Find every line in the records below that contains the word "Кремнева", and copy each such line.

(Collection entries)
##############################

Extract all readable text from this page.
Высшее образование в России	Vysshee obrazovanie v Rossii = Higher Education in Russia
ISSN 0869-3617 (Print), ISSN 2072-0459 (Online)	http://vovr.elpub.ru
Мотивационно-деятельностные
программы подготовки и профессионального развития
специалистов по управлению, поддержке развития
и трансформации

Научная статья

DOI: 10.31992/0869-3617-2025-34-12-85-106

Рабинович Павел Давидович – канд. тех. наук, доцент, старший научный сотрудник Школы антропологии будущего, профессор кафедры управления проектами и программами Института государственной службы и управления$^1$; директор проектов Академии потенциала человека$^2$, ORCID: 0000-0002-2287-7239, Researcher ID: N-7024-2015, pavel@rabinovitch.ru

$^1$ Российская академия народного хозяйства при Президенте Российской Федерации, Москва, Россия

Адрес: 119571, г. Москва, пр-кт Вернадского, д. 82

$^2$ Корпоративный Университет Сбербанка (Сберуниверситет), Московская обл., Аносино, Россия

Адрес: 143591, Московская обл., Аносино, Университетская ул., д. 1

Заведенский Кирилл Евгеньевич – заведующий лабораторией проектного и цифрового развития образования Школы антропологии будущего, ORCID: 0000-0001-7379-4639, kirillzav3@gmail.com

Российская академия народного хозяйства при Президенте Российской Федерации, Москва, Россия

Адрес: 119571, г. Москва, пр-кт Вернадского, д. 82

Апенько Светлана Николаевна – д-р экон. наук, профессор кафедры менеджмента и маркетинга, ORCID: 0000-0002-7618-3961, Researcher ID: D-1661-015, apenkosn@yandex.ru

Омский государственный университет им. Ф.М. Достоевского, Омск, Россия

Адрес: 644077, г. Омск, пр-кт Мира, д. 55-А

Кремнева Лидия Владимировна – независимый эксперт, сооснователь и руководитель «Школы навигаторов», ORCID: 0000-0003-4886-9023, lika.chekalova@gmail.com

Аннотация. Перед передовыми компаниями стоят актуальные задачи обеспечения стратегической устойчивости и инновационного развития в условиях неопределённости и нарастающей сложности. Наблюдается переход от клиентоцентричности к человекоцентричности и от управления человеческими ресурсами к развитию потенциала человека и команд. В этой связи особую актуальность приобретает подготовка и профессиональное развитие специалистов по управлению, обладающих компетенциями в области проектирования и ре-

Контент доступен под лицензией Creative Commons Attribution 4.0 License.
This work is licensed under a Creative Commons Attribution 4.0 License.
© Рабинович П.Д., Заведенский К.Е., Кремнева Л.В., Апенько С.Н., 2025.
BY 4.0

##############################

SOLUTION TO THE PROBLEM:
Кремнева Лидия Владимировна – независимый эксперт, сооснователь и руководитель «Школы навигаторов», ORCID: 0000-0003-4886-9023, lika.chekalova@gmail.com
© Рабинович П.Д., Заведенский К.Е., Кремнева Л.В., Апенько С.Н., 2025.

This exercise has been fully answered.